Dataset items
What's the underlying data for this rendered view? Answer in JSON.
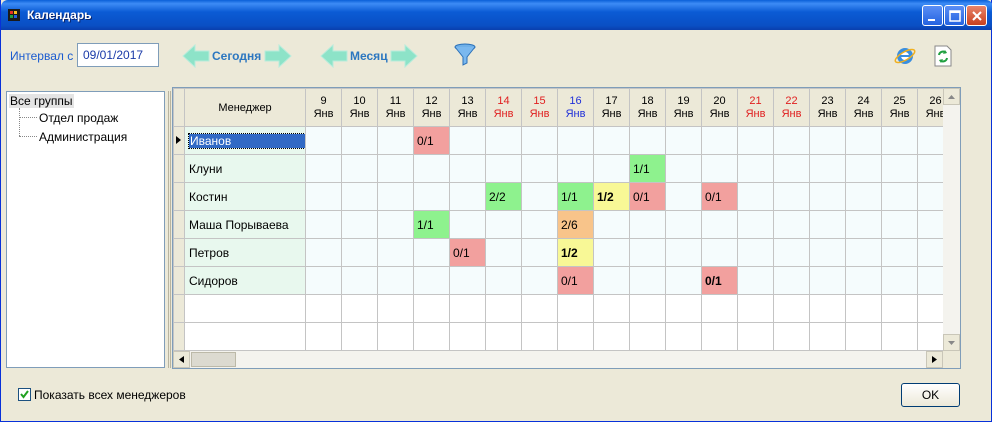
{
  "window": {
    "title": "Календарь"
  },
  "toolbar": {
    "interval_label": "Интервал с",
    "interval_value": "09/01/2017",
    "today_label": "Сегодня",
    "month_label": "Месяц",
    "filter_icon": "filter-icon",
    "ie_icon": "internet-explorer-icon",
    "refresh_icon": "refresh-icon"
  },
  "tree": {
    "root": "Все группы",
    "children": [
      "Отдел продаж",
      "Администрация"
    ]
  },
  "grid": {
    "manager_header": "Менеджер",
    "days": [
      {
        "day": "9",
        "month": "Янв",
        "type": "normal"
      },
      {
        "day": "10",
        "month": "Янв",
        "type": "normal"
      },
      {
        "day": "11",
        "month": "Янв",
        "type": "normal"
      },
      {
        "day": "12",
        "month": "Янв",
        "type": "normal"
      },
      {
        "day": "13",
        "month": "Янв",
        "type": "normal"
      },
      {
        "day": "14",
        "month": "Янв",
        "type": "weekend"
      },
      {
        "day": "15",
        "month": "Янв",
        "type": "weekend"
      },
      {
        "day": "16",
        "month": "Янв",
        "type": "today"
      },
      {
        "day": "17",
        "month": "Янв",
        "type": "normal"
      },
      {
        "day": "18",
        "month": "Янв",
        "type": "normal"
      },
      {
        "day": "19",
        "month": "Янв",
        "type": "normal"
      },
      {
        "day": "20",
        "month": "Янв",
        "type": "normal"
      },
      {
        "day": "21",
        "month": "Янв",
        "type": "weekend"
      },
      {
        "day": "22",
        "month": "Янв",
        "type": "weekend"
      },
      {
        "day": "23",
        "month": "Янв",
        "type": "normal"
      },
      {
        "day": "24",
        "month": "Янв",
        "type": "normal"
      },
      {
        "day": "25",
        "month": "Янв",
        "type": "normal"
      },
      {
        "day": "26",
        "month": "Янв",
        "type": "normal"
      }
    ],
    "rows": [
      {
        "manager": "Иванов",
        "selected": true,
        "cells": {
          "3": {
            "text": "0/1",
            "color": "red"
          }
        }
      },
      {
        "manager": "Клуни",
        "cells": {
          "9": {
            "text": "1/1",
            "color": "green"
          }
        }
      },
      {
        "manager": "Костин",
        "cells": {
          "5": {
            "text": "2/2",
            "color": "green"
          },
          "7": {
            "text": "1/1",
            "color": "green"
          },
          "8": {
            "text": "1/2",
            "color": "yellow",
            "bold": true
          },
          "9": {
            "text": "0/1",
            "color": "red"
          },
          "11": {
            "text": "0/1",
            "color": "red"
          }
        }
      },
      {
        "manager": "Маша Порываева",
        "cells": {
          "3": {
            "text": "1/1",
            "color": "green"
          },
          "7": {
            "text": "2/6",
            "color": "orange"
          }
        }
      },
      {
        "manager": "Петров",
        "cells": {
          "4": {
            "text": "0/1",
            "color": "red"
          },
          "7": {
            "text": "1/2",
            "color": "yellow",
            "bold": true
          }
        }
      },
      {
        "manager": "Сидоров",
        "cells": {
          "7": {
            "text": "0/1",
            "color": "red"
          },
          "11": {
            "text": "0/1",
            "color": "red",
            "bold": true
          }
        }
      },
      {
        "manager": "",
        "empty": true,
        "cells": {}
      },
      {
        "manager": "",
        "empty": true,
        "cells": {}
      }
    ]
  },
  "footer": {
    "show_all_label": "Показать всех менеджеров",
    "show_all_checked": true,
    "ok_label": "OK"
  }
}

Exercise prompt
Above are the records; reproduce them exactly and leave out the pictures.

Written solution
What's the underlying data for this rendered view? Answer in JSON.
{
  "window": {
    "title": "Календарь"
  },
  "toolbar": {
    "interval_label": "Интервал с",
    "interval_value": "09/01/2017",
    "today_label": "Сегодня",
    "month_label": "Месяц",
    "filter_icon": "filter-icon",
    "ie_icon": "internet-explorer-icon",
    "refresh_icon": "refresh-icon"
  },
  "tree": {
    "root": "Все группы",
    "children": [
      "Отдел продаж",
      "Администрация"
    ]
  },
  "grid": {
    "manager_header": "Менеджер",
    "days": [
      {
        "day": "9",
        "month": "Янв",
        "type": "normal"
      },
      {
        "day": "10",
        "month": "Янв",
        "type": "normal"
      },
      {
        "day": "11",
        "month": "Янв",
        "type": "normal"
      },
      {
        "day": "12",
        "month": "Янв",
        "type": "normal"
      },
      {
        "day": "13",
        "month": "Янв",
        "type": "normal"
      },
      {
        "day": "14",
        "month": "Янв",
        "type": "weekend"
      },
      {
        "day": "15",
        "month": "Янв",
        "type": "weekend"
      },
      {
        "day": "16",
        "month": "Янв",
        "type": "today"
      },
      {
        "day": "17",
        "month": "Янв",
        "type": "normal"
      },
      {
        "day": "18",
        "month": "Янв",
        "type": "normal"
      },
      {
        "day": "19",
        "month": "Янв",
        "type": "normal"
      },
      {
        "day": "20",
        "month": "Янв",
        "type": "normal"
      },
      {
        "day": "21",
        "month": "Янв",
        "type": "weekend"
      },
      {
        "day": "22",
        "month": "Янв",
        "type": "weekend"
      },
      {
        "day": "23",
        "month": "Янв",
        "type": "normal"
      },
      {
        "day": "24",
        "month": "Янв",
        "type": "normal"
      },
      {
        "day": "25",
        "month": "Янв",
        "type": "normal"
      },
      {
        "day": "26",
        "month": "Янв",
        "type": "normal"
      }
    ],
    "rows": [
      {
        "manager": "Иванов",
        "selected": true,
        "cells": {
          "3": {
            "text": "0/1",
            "color": "red"
          }
        }
      },
      {
        "manager": "Клуни",
        "cells": {
          "9": {
            "text": "1/1",
            "color": "green"
          }
        }
      },
      {
        "manager": "Костин",
        "cells": {
          "5": {
            "text": "2/2",
            "color": "green"
          },
          "7": {
            "text": "1/1",
            "color": "green"
          },
          "8": {
            "text": "1/2",
            "color": "yellow",
            "bold": true
          },
          "9": {
            "text": "0/1",
            "color": "red"
          },
          "11": {
            "text": "0/1",
            "color": "red"
          }
        }
      },
      {
        "manager": "Маша Порываева",
        "cells": {
          "3": {
            "text": "1/1",
            "color": "green"
          },
          "7": {
            "text": "2/6",
            "color": "orange"
          }
        }
      },
      {
        "manager": "Петров",
        "cells": {
          "4": {
            "text": "0/1",
            "color": "red"
          },
          "7": {
            "text": "1/2",
            "color": "yellow",
            "bold": true
          }
        }
      },
      {
        "manager": "Сидоров",
        "cells": {
          "7": {
            "text": "0/1",
            "color": "red"
          },
          "11": {
            "text": "0/1",
            "color": "red",
            "bold": true
          }
        }
      },
      {
        "manager": "",
        "empty": true,
        "cells": {}
      },
      {
        "manager": "",
        "empty": true,
        "cells": {}
      }
    ]
  },
  "footer": {
    "show_all_label": "Показать всех менеджеров",
    "show_all_checked": true,
    "ok_label": "OK"
  }
}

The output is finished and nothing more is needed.